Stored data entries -
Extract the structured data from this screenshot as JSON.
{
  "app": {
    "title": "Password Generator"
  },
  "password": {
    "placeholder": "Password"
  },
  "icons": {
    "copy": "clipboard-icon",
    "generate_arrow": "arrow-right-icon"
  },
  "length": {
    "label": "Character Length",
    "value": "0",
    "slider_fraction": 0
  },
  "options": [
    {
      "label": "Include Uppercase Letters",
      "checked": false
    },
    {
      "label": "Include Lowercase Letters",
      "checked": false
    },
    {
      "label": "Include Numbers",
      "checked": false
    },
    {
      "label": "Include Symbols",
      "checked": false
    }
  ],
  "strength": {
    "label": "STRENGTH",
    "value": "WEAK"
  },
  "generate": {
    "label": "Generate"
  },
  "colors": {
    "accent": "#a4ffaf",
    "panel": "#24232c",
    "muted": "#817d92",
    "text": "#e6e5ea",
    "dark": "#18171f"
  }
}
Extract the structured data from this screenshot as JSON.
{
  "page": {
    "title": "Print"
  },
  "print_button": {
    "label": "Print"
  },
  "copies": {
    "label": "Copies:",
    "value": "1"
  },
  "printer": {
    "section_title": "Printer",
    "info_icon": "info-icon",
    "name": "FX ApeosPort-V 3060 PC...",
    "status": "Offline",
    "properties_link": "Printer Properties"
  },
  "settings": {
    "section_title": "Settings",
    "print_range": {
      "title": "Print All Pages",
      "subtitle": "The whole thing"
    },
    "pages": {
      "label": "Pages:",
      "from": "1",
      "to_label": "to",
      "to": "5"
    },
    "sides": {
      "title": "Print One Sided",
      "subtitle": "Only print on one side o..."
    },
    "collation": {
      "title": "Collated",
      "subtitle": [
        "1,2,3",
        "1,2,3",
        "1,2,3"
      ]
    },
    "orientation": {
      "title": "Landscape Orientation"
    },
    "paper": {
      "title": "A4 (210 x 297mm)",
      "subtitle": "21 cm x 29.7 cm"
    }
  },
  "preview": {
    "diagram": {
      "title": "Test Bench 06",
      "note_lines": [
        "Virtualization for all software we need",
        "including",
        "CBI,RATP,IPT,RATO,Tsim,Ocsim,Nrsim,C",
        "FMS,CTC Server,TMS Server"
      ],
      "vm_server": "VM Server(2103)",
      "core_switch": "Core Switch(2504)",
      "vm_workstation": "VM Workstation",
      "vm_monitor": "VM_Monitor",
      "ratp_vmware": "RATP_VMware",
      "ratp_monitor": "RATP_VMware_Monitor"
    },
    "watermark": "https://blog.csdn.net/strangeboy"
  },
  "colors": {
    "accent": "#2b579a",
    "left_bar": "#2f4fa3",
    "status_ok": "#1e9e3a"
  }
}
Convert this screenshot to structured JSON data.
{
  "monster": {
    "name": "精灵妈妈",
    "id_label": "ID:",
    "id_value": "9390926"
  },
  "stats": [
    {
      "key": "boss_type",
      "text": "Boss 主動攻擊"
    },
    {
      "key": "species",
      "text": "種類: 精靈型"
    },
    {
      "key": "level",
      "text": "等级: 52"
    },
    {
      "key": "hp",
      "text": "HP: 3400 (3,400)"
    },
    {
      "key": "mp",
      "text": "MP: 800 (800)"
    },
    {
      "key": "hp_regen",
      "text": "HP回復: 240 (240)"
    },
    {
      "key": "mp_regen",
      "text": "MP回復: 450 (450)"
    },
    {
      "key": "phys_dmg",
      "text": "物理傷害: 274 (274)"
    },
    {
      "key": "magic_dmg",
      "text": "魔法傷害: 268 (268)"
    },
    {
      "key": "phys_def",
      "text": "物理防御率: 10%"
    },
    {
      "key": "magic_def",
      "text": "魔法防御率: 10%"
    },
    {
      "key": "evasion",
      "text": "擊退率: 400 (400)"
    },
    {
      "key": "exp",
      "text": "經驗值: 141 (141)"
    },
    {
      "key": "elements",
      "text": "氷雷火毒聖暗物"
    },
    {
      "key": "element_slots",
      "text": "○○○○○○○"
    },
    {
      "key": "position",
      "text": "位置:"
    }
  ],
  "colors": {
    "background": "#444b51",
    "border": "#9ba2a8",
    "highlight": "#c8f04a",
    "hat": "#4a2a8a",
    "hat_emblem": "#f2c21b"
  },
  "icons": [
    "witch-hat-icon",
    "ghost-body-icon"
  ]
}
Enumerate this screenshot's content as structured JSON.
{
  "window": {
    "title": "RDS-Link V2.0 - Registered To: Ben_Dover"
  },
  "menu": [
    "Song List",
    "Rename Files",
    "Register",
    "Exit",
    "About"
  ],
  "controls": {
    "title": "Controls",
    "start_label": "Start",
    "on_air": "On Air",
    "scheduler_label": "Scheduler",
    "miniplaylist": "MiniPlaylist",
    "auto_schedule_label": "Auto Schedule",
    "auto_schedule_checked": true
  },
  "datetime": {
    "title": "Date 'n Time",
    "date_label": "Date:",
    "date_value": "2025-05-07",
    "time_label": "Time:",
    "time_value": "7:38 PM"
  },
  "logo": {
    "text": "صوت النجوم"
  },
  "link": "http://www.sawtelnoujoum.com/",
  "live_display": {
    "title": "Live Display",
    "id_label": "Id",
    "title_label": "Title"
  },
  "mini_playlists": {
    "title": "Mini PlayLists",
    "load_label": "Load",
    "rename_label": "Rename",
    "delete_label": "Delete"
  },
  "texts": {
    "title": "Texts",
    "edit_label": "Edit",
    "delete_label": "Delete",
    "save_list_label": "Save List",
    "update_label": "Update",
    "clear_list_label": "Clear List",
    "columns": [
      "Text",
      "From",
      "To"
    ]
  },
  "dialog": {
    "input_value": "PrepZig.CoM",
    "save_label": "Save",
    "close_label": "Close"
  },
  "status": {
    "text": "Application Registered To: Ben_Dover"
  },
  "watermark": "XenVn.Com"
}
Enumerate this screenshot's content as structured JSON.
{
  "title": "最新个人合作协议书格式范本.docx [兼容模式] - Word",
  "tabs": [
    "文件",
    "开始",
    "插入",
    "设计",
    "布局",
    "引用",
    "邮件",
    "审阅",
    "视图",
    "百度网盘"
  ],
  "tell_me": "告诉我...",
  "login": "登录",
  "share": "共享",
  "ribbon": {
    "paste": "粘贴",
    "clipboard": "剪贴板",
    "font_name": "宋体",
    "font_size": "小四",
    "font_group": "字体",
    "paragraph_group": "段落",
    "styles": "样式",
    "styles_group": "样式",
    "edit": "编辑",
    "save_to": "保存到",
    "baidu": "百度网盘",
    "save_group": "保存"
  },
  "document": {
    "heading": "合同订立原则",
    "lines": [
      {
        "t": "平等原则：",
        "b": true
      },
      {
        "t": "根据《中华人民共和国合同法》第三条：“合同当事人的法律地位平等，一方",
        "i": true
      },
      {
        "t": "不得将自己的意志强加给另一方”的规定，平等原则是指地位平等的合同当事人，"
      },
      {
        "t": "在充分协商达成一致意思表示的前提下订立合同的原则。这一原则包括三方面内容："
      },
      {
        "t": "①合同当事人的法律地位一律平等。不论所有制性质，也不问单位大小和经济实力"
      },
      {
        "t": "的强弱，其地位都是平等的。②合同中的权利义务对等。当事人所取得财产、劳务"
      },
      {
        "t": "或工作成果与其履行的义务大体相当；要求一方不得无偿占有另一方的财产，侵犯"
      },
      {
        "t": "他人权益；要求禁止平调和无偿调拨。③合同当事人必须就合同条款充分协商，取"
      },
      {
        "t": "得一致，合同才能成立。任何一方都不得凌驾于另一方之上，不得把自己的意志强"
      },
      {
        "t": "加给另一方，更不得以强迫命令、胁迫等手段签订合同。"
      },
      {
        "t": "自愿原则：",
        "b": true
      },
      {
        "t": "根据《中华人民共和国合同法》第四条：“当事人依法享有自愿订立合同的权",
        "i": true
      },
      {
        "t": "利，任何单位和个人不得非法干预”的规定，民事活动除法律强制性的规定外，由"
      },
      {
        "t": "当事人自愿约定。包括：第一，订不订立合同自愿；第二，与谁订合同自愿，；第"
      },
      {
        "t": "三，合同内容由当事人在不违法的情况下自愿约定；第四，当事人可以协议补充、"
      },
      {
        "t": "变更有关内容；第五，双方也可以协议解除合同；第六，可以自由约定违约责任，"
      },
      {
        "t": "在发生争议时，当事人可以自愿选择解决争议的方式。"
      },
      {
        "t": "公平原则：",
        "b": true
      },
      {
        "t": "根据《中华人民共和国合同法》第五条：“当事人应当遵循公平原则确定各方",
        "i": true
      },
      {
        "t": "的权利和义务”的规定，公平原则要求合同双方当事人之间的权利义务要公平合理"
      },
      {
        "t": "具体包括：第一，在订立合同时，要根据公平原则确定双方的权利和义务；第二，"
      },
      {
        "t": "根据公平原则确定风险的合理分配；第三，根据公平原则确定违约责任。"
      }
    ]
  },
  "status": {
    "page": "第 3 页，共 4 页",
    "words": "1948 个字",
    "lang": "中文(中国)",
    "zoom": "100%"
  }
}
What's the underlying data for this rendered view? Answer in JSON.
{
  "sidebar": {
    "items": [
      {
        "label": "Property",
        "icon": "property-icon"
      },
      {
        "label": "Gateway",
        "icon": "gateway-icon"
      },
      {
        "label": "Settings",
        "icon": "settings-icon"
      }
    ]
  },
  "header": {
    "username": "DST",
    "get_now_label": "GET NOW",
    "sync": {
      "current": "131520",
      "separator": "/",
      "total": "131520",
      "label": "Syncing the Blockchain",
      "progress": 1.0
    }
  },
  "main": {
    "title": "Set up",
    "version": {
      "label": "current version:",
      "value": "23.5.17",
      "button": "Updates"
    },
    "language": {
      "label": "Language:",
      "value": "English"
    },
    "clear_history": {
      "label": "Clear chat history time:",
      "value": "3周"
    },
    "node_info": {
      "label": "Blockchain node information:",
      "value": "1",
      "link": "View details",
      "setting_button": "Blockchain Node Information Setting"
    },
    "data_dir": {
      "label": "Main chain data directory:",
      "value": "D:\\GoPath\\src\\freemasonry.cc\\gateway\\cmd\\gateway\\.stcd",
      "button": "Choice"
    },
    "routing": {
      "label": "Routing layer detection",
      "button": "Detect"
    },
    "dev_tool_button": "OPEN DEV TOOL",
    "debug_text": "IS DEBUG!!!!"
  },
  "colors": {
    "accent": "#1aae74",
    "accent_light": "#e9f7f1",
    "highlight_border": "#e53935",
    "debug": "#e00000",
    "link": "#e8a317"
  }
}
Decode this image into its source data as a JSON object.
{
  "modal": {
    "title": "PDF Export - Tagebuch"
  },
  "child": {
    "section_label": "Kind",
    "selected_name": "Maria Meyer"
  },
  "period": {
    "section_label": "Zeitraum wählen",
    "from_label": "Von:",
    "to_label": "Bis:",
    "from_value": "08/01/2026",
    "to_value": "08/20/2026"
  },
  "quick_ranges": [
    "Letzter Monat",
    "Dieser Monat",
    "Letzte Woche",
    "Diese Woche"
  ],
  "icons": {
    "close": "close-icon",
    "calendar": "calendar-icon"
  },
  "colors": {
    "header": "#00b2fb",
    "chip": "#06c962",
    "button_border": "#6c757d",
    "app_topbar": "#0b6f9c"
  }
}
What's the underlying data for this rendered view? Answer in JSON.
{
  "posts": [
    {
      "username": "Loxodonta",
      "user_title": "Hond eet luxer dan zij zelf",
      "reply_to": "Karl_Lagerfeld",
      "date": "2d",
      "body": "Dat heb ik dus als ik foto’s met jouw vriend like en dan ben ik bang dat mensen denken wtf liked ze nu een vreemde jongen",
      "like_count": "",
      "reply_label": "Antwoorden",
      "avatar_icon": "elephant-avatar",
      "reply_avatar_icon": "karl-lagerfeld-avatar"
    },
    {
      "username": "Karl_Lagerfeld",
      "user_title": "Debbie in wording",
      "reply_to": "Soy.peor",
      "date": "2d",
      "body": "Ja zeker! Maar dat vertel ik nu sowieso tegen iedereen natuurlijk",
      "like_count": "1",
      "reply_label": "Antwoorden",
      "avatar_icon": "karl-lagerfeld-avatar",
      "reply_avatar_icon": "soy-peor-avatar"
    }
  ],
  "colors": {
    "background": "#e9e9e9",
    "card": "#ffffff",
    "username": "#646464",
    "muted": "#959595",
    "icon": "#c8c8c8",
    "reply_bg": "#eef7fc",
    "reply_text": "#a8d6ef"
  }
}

Task details -
Say how many lines in the entries contain the string "中华人民共和国合同法", and leave out everything else.

Expected output -
3